Stored data:
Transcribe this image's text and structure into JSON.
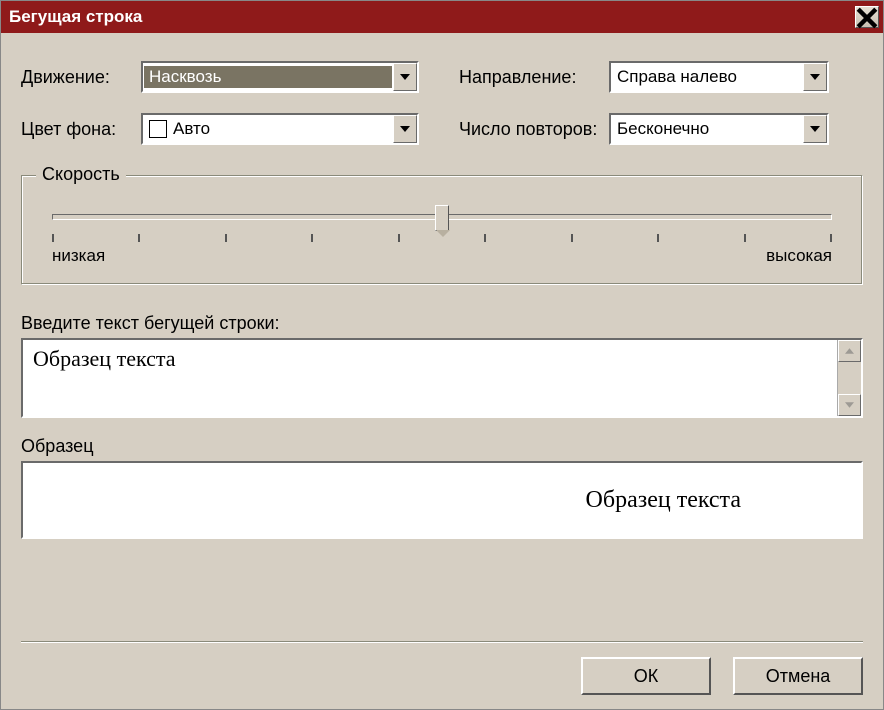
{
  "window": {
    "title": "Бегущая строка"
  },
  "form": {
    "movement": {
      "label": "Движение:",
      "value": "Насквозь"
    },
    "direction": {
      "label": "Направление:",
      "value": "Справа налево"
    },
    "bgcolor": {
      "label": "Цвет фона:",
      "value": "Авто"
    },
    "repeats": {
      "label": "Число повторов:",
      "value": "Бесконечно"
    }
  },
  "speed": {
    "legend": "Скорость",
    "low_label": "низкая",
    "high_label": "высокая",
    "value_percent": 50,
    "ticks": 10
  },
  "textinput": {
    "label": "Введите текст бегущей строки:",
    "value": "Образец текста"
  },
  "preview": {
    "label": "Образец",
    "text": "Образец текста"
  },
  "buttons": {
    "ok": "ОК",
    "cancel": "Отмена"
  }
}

...

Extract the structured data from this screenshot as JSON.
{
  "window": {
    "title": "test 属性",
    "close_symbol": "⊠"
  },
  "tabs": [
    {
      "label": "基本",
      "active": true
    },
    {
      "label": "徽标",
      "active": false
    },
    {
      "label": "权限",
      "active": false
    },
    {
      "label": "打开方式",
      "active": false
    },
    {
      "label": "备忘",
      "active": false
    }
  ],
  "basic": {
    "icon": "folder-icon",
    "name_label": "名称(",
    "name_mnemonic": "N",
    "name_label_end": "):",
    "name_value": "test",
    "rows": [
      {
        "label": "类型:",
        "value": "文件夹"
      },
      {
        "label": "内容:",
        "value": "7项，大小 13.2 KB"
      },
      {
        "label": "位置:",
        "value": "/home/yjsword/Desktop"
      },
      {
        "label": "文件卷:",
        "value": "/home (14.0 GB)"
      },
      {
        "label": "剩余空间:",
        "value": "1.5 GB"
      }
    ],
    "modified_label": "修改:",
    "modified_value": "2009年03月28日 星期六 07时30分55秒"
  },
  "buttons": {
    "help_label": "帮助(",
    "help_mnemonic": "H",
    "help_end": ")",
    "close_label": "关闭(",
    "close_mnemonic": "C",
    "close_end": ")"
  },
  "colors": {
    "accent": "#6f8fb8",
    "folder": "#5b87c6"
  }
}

* Set exercise:
Pick out each line containing the string "текста" and copy it.

* The solution:
    "value": "Образец текста"
    "text": "Образец текста"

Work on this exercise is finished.